Records from a data source
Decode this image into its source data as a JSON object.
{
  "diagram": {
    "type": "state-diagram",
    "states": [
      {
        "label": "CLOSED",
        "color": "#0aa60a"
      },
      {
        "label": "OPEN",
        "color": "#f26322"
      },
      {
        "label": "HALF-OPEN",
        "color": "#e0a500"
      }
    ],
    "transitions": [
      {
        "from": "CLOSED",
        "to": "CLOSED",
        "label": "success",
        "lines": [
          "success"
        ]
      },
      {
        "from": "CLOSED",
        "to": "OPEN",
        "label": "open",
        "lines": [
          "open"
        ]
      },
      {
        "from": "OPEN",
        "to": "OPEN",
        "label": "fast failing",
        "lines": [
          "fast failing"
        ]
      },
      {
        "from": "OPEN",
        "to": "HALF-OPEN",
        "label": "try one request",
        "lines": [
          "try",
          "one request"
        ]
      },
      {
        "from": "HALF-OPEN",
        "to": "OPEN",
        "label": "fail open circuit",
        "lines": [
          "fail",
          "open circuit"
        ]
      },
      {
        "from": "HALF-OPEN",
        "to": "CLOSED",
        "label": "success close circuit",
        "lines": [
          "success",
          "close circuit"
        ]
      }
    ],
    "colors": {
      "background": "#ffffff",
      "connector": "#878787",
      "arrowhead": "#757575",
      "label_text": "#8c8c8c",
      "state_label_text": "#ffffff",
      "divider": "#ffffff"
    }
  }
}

▸ Aim of the task
Transcribe the material exactly as it reads.

▸ Task response
Decode this image into its source data as a JSON object.
{
  "diagram": {
    "type": "state-diagram",
    "states": [
      {
        "label": "CLOSED",
        "color": "#0aa60a"
      },
      {
        "label": "OPEN",
        "color": "#f26322"
      },
      {
        "label": "HALF-OPEN",
        "color": "#e0a500"
      }
    ],
    "transitions": [
      {
        "from": "CLOSED",
        "to": "CLOSED",
        "label": "success",
        "lines": [
          "success"
        ]
      },
      {
        "from": "CLOSED",
        "to": "OPEN",
        "label": "open",
        "lines": [
          "open"
        ]
      },
      {
        "from": "OPEN",
        "to": "OPEN",
        "label": "fast failing",
        "lines": [
          "fast failing"
        ]
      },
      {
        "from": "OPEN",
        "to": "HALF-OPEN",
        "label": "try one request",
        "lines": [
          "try",
          "one request"
        ]
      },
      {
        "from": "HALF-OPEN",
        "to": "OPEN",
        "label": "fail open circuit",
        "lines": [
          "fail",
          "open circuit"
        ]
      },
      {
        "from": "HALF-OPEN",
        "to": "CLOSED",
        "label": "success close circuit",
        "lines": [
          "success",
          "close circuit"
        ]
      }
    ],
    "colors": {
      "background": "#ffffff",
      "connector": "#878787",
      "arrowhead": "#757575",
      "label_text": "#8c8c8c",
      "state_label_text": "#ffffff",
      "divider": "#ffffff"
    }
  }
}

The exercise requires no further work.